#### Problem to work on:
Present the following entries again, word for word and in full.

#### Source material:
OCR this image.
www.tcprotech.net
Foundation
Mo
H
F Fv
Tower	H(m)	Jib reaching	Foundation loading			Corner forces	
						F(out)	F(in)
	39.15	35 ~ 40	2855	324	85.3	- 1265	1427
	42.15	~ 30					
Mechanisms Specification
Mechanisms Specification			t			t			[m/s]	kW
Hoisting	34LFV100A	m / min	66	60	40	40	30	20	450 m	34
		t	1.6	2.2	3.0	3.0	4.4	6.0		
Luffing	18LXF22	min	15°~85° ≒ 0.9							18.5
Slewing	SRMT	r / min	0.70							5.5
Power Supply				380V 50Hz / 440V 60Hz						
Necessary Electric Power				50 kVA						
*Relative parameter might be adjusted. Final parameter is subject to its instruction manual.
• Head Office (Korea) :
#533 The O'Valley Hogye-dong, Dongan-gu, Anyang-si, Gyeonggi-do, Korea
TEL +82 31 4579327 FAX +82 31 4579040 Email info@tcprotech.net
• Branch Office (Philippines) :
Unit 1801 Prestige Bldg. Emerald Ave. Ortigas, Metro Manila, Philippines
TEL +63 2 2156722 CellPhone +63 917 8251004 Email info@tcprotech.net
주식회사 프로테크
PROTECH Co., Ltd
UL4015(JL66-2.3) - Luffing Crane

#### Exercise result:
OCR this image.
www.tcprotech.net
Foundation
Mo
H
F Fv
Tower	H(m)	Jib reaching	Foundation loading			Corner forces	
						F(out)	F(in)
	39.15	35 ~ 40	2855	324	85.3	- 1265	1427
	42.15	~ 30					
Mechanisms Specification
Mechanisms Specification			t			t			[m/s]	kW
Hoisting	34LFV100A	m / min	66	60	40	40	30	20	450 m	34
		t	1.6	2.2	3.0	3.0	4.4	6.0		
Luffing	18LXF22	min	15°~85° ≒ 0.9							18.5
Slewing	SRMT	r / min	0.70							5.5
Power Supply				380V 50Hz / 440V 60Hz						
Necessary Electric Power				50 kVA						
*Relative parameter might be adjusted. Final parameter is subject to its instruction manual.
• Head Office (Korea) :
#533 The O'Valley Hogye-dong, Dongan-gu, Anyang-si, Gyeonggi-do, Korea
TEL +82 31 4579327 FAX +82 31 4579040 Email info@tcprotech.net
• Branch Office (Philippines) :
Unit 1801 Prestige Bldg. Emerald Ave. Ortigas, Metro Manila, Philippines
TEL +63 2 2156722 CellPhone +63 917 8251004 Email info@tcprotech.net
주식회사 프로테크
PROTECH Co., Ltd
UL4015(JL66-2.3) - Luffing Crane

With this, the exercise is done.